### Direction
Pick out each line below containing "prev".

### Records for the task
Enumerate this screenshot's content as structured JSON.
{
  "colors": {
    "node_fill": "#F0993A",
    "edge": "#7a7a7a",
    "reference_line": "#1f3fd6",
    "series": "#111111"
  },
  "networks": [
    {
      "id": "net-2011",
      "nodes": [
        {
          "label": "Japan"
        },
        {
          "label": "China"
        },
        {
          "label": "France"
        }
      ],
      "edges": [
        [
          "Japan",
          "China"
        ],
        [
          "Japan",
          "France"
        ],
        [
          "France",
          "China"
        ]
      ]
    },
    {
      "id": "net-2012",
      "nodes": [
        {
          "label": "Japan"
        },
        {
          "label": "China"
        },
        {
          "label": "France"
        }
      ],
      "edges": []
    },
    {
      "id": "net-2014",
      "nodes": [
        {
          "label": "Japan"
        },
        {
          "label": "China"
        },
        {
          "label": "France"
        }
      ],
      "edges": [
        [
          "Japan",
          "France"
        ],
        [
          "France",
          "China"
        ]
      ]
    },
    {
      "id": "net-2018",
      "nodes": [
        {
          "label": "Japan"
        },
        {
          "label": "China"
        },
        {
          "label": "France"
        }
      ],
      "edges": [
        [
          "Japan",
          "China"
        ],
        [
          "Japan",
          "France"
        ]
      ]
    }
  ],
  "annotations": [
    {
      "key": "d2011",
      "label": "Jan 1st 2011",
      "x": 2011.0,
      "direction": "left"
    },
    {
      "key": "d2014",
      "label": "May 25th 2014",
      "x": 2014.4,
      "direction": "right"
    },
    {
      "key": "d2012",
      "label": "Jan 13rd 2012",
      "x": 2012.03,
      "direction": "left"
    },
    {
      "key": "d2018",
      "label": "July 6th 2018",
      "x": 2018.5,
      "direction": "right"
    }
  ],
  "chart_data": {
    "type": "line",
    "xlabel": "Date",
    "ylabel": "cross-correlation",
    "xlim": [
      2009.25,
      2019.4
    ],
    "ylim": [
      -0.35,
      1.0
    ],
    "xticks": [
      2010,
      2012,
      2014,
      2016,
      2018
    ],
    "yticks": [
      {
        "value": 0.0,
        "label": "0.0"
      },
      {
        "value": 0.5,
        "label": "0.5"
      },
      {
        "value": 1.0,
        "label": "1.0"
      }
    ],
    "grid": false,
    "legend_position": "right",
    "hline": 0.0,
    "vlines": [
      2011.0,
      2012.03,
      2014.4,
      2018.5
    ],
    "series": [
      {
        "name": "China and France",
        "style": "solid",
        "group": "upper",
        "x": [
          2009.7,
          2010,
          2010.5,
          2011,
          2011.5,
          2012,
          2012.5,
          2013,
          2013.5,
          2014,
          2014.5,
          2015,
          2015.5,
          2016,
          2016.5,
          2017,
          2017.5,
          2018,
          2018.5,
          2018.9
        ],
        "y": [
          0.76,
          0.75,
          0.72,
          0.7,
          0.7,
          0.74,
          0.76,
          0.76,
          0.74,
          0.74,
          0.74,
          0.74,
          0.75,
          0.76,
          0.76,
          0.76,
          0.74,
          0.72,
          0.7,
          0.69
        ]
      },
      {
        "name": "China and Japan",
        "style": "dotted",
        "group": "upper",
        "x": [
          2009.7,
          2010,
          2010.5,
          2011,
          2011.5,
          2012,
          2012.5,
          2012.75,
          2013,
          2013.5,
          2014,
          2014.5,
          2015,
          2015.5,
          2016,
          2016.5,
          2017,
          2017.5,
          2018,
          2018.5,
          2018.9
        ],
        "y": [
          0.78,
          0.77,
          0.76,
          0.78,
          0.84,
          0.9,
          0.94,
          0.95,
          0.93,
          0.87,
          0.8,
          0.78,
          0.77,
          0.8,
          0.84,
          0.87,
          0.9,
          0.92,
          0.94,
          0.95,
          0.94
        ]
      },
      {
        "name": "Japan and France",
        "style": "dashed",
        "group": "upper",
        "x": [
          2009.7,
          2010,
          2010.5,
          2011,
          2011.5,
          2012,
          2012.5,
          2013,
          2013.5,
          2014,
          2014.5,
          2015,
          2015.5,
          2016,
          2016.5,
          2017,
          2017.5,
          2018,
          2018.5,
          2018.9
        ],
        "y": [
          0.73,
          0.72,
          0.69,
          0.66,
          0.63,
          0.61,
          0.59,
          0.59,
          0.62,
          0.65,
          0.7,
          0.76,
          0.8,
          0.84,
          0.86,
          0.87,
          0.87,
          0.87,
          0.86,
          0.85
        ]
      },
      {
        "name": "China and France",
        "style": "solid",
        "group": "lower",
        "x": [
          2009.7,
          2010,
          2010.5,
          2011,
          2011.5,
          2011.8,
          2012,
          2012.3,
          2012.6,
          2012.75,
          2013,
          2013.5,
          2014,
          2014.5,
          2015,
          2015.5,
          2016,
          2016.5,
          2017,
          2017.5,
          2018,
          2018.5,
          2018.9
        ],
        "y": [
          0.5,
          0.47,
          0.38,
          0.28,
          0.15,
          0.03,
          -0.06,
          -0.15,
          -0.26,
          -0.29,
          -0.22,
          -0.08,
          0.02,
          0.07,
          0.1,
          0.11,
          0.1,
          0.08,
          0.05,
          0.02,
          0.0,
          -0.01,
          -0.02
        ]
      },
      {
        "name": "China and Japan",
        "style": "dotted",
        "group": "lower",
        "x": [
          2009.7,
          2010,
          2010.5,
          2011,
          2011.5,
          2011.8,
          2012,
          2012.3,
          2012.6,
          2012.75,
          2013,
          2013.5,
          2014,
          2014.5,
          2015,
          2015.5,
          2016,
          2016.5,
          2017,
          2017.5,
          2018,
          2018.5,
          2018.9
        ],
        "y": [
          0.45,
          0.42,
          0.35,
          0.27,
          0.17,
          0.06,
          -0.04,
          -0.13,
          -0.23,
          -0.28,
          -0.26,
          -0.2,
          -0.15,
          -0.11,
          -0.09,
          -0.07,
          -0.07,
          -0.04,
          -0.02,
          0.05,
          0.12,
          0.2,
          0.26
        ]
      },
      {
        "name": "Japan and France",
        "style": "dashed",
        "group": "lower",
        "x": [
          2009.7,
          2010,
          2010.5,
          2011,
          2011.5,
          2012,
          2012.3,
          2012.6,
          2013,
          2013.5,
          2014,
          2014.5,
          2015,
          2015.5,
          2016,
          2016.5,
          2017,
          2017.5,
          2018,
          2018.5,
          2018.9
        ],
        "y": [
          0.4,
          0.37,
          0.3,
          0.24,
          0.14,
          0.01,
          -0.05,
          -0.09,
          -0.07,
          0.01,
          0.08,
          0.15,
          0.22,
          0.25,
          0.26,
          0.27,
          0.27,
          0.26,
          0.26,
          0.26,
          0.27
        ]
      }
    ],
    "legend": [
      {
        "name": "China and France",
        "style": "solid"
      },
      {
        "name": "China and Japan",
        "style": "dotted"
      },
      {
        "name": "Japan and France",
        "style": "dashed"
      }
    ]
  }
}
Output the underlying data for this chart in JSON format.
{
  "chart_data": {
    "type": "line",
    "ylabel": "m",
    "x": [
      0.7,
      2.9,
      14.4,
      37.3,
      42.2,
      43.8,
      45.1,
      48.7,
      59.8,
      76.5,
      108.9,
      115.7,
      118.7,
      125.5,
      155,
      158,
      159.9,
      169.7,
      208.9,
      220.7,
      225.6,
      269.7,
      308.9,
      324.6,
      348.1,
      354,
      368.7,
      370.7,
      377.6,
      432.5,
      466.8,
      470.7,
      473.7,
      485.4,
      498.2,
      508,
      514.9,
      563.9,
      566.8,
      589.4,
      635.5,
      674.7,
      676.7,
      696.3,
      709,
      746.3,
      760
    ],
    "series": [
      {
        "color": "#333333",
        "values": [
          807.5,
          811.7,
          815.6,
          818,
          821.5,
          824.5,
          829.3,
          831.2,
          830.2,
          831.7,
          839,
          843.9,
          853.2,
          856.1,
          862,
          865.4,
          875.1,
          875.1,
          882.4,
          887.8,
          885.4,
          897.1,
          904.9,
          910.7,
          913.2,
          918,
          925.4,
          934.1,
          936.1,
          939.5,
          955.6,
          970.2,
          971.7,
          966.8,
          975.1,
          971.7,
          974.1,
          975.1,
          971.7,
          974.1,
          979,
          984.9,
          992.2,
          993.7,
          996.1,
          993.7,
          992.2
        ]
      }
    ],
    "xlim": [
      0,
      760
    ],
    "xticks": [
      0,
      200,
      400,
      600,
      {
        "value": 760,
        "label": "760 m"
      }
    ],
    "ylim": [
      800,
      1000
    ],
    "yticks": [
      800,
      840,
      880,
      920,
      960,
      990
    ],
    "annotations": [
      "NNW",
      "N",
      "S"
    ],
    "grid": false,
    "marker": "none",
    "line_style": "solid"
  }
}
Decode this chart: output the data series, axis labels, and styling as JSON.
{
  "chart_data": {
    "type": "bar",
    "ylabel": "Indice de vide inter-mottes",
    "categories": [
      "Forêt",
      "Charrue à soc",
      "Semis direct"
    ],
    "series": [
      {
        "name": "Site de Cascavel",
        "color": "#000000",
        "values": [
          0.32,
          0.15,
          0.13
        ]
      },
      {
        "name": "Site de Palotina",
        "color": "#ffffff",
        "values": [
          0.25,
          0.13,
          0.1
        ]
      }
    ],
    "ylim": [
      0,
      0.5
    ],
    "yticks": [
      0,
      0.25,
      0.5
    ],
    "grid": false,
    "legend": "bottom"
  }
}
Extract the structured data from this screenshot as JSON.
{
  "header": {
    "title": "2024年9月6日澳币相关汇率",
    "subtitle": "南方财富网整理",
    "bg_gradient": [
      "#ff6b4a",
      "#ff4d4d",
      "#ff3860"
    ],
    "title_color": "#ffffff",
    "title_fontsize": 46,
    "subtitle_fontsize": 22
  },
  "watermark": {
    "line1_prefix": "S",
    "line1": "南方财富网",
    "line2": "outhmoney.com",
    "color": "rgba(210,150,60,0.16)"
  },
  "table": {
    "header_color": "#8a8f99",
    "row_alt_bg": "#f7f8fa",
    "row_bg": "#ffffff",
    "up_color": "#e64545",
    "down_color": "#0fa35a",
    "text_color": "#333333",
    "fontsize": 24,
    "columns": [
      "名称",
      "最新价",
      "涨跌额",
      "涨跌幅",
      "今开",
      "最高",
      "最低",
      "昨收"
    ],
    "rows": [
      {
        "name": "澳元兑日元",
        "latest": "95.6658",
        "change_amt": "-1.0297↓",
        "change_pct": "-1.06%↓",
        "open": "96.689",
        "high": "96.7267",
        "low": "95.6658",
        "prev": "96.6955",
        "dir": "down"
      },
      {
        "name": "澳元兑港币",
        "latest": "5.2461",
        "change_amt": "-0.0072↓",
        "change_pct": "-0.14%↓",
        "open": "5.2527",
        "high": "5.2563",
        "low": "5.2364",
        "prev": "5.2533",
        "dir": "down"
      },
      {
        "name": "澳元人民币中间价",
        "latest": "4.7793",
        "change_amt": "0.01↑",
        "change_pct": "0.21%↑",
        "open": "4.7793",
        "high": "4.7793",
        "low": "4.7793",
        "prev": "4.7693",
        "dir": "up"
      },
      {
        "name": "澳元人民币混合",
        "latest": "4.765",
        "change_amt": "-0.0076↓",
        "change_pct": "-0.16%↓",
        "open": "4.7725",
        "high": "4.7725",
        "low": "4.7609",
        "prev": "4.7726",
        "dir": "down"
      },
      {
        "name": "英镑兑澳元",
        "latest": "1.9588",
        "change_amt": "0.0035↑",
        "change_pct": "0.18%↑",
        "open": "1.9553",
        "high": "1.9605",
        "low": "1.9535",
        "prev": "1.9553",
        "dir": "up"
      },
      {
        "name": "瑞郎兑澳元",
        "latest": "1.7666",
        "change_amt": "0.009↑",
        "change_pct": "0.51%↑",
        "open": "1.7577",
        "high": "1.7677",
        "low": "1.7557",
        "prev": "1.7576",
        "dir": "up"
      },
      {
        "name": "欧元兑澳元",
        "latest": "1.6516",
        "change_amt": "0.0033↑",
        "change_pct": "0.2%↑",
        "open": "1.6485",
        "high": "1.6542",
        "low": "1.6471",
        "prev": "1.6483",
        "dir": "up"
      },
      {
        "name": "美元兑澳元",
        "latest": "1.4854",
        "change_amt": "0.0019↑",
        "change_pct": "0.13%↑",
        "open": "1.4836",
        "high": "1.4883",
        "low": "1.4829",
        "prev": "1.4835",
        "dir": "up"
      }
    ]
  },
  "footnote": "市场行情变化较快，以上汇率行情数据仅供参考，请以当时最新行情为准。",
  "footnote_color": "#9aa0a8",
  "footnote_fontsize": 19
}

### Solution
        "prev": "96.6955",
        "prev": "5.2533",
        "prev": "4.7693",
        "prev": "4.7726",
        "prev": "1.9553",
        "prev": "1.7576",
        "prev": "1.6483",
        "prev": "1.4835",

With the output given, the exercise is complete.